*Your goal*
Below is a listing. Gather each line of it that contains "Quebec".

:: Task input

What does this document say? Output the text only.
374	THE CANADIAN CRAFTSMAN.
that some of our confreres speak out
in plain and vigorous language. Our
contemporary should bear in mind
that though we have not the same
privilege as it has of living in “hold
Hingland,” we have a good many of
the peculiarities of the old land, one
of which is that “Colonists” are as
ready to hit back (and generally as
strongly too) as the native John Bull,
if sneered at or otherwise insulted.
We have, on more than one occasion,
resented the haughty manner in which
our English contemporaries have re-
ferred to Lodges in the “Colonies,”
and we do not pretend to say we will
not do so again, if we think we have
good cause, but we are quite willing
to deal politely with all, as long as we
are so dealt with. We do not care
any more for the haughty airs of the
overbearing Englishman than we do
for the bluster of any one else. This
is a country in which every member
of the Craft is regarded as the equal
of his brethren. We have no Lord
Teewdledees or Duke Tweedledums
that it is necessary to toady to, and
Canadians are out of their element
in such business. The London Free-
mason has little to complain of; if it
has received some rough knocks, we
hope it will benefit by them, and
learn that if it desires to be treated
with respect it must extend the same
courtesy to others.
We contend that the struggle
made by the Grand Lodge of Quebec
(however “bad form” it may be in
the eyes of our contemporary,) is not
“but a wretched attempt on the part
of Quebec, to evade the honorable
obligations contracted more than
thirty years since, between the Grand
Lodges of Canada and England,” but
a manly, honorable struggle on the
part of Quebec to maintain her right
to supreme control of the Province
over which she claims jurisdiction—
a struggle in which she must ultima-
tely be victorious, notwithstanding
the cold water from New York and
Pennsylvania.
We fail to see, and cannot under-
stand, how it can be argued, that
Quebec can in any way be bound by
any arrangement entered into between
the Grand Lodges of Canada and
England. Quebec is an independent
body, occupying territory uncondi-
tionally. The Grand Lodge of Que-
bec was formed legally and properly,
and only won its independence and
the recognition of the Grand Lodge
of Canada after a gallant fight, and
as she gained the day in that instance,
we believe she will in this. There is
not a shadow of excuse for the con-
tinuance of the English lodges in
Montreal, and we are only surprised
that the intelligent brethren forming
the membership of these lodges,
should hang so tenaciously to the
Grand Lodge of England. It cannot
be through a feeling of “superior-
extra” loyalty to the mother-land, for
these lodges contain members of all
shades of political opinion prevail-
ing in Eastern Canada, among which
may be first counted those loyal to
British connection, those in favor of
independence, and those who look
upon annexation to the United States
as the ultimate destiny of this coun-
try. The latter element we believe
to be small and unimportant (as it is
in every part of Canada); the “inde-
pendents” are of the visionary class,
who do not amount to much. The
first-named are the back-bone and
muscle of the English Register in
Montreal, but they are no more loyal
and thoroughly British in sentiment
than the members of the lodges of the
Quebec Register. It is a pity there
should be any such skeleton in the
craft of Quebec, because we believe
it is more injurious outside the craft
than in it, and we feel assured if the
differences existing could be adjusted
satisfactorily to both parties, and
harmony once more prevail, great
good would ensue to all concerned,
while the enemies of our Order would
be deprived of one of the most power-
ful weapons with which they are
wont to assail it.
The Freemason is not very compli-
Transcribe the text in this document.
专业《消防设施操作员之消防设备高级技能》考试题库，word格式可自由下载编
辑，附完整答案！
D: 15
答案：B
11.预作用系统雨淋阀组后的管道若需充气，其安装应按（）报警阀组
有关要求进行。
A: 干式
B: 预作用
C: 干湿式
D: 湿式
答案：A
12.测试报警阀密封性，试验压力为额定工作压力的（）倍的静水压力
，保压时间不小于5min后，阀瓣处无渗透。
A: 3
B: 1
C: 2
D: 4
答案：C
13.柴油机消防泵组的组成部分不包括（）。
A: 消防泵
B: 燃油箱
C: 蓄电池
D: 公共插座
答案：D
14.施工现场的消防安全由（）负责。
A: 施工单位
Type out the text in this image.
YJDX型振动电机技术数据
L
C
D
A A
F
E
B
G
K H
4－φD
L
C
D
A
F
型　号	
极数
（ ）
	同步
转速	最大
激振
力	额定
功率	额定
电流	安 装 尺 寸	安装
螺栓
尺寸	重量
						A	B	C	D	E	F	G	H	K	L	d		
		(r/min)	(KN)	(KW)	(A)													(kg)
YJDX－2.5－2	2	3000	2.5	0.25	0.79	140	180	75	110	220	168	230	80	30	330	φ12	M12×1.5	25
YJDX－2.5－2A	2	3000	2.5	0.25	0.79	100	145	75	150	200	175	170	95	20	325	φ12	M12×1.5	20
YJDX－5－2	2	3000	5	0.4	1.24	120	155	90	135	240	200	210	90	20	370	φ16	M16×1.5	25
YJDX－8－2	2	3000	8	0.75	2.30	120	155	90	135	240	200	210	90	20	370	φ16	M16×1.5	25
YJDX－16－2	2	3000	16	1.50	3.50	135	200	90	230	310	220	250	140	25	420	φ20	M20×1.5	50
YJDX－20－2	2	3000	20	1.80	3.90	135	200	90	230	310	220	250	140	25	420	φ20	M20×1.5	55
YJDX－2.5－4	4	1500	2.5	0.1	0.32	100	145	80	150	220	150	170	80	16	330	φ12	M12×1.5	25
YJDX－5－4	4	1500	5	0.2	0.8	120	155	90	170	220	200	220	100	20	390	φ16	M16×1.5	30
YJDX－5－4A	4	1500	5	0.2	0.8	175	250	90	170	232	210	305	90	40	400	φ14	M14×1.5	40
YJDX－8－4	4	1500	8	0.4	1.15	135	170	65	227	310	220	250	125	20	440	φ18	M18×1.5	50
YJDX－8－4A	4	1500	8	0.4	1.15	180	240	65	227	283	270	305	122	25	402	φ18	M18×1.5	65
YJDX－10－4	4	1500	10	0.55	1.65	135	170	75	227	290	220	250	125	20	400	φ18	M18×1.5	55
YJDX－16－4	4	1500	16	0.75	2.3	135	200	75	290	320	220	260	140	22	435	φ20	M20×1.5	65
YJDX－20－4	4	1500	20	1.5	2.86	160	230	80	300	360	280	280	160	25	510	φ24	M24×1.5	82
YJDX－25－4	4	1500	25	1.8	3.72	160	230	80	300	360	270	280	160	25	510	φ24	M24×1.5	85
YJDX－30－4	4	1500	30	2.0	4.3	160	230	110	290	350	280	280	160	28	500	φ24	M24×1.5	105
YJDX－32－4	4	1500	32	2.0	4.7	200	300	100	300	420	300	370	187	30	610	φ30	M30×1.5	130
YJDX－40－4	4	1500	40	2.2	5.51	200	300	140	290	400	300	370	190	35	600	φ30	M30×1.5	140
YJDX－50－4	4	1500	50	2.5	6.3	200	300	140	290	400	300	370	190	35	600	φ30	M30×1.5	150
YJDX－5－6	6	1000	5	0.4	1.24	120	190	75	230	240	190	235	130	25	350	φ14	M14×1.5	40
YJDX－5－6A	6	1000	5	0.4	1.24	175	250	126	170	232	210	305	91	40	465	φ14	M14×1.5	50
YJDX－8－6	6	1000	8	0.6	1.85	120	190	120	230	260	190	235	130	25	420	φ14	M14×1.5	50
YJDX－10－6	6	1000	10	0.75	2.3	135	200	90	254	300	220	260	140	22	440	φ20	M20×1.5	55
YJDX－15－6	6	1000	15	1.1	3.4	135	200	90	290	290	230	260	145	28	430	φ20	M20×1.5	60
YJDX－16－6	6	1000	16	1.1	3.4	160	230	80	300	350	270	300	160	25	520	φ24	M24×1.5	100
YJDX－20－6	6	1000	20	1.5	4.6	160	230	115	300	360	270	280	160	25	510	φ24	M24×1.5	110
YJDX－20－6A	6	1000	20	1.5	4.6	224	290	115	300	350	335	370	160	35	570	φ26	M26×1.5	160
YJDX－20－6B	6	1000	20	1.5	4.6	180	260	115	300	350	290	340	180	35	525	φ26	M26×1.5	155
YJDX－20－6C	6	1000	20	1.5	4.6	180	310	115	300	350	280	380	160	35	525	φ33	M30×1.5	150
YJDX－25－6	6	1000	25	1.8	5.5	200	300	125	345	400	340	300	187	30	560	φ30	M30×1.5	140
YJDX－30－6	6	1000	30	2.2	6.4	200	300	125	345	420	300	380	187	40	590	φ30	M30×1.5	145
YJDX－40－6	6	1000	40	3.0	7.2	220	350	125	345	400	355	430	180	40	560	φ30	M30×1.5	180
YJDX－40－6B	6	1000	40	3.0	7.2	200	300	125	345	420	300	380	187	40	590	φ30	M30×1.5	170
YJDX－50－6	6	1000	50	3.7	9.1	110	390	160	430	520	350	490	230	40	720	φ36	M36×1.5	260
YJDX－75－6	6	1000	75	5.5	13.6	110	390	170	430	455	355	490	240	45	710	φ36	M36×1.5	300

::::

*Result*
made by the Grand Lodge of Quebec
of Quebec, to evade the honorable
part of Quebec to maintain her right
Quebec can in any way be bound by
England. Quebec is an independent
Quebec Register. It is a pity there
craft of Quebec, because we believe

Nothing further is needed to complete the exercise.